--- Begin ---

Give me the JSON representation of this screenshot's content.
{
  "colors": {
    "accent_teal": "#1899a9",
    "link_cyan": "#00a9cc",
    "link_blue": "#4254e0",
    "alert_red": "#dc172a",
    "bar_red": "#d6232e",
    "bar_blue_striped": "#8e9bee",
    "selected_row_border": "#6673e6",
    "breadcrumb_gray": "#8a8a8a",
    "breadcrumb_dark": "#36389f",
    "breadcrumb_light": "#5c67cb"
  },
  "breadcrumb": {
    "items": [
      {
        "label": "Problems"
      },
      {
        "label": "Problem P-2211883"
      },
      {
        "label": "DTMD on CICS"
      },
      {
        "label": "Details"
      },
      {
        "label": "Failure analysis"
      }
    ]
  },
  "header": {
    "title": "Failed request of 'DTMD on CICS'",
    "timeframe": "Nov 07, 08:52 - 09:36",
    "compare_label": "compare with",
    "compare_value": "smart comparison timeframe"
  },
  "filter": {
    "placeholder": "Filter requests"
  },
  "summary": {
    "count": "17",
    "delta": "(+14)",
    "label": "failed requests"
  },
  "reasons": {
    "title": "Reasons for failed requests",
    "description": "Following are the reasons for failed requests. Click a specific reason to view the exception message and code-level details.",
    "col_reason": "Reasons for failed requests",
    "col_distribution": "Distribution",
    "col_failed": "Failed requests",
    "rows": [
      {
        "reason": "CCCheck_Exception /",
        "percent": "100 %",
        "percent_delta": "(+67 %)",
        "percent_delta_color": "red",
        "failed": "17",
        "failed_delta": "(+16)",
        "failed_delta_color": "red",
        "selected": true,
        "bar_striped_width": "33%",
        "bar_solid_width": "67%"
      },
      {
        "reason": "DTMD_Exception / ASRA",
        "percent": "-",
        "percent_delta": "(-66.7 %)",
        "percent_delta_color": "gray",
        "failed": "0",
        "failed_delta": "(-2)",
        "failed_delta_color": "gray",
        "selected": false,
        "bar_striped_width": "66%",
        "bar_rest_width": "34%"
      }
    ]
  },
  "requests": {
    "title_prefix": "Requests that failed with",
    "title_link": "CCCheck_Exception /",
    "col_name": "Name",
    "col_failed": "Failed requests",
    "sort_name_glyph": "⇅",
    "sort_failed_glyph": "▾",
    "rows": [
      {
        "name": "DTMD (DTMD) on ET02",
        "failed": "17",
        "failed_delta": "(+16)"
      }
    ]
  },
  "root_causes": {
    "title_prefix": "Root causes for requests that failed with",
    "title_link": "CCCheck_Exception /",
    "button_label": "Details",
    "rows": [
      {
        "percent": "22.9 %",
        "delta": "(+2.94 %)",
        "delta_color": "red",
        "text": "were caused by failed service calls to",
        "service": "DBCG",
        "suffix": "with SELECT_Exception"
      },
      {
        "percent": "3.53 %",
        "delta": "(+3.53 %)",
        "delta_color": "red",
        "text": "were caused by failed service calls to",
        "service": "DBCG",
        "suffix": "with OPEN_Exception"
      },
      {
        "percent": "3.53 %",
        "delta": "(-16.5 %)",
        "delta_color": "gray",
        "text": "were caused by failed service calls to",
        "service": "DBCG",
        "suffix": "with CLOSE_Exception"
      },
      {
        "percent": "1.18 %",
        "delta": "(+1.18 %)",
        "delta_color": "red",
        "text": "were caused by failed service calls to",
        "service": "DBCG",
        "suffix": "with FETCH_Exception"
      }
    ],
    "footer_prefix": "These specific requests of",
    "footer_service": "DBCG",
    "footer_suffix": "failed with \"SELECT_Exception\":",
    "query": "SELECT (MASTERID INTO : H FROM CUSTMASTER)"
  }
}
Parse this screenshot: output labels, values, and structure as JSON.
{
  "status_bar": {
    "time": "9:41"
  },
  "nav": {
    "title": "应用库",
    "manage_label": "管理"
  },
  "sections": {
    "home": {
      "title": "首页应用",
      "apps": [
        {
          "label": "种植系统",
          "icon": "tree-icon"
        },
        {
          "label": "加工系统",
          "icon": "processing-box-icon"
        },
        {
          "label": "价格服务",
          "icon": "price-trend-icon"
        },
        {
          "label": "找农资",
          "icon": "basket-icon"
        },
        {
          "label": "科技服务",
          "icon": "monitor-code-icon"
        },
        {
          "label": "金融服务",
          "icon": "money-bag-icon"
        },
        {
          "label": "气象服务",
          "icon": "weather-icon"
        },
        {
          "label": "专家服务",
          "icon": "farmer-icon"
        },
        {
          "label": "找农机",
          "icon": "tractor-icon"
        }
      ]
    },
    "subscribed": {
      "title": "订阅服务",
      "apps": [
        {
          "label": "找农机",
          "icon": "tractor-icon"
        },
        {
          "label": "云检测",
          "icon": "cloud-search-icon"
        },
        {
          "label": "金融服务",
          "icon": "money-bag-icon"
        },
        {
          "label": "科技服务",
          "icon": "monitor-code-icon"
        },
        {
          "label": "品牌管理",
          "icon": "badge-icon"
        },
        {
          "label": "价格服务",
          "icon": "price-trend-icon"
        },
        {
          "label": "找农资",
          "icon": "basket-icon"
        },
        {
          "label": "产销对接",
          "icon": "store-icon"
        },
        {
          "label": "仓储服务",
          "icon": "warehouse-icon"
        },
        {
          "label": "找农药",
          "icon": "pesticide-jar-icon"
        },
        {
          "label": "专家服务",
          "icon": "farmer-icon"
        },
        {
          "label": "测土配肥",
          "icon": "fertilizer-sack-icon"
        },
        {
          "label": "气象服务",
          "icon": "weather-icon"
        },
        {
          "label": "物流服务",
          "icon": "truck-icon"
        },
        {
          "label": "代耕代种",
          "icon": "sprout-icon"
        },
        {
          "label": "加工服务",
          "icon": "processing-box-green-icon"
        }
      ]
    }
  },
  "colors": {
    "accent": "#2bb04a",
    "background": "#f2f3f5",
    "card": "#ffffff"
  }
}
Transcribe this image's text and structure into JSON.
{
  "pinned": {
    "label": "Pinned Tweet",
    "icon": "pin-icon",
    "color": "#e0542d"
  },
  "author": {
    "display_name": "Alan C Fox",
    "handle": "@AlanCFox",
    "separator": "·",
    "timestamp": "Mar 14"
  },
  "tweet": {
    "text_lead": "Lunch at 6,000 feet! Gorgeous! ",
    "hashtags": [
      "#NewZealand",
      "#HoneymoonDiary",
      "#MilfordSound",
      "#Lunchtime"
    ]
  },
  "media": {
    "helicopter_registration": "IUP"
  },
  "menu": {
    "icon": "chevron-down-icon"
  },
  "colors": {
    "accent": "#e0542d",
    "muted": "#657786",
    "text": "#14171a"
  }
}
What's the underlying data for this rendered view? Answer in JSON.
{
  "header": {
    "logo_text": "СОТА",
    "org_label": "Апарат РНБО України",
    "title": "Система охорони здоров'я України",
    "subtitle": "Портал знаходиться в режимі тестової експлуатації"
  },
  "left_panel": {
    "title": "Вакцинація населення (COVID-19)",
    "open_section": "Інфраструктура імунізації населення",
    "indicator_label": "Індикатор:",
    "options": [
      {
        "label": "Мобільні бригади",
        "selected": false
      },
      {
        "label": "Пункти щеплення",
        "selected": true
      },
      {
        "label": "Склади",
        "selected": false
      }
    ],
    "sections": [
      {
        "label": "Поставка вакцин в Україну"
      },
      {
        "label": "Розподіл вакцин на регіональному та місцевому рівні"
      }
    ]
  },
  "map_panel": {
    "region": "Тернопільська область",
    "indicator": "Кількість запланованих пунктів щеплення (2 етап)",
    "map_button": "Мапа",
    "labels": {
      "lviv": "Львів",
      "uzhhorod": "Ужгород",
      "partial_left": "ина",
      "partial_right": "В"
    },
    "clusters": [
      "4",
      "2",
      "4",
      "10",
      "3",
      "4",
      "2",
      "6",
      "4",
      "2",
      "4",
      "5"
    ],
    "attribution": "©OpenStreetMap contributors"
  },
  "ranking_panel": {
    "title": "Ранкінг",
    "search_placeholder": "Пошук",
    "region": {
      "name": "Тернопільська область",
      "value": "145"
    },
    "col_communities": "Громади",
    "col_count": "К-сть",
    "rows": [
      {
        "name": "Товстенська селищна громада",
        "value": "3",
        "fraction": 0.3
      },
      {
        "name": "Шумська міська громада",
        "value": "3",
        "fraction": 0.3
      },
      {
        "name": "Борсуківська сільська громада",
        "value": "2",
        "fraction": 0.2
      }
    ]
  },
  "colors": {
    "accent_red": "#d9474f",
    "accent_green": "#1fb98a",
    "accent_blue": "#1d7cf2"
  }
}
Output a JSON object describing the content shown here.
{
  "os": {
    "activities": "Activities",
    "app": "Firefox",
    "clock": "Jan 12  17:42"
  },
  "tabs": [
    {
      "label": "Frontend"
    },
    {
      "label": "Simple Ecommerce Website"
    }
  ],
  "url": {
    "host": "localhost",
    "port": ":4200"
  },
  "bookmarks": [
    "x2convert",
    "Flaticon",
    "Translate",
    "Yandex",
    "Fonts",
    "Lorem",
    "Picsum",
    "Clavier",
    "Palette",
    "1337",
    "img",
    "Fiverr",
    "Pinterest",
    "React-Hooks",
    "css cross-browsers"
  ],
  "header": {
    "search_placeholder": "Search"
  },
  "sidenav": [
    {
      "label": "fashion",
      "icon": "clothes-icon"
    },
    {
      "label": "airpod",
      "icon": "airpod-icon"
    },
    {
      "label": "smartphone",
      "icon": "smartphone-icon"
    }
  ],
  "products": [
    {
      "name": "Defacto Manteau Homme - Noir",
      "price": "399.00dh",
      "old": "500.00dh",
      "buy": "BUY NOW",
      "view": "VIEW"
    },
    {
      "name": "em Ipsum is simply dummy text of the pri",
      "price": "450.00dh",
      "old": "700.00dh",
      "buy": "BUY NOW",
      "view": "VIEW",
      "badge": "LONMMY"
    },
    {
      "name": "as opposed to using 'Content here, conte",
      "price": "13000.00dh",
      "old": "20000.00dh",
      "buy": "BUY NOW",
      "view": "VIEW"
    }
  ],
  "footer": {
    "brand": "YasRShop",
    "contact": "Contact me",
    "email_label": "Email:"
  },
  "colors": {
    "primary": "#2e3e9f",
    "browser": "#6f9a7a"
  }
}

--- End ---

# Exercise
What is the number of lines in the data above that include the word "this"? Answer with that number only.

# Written solution
4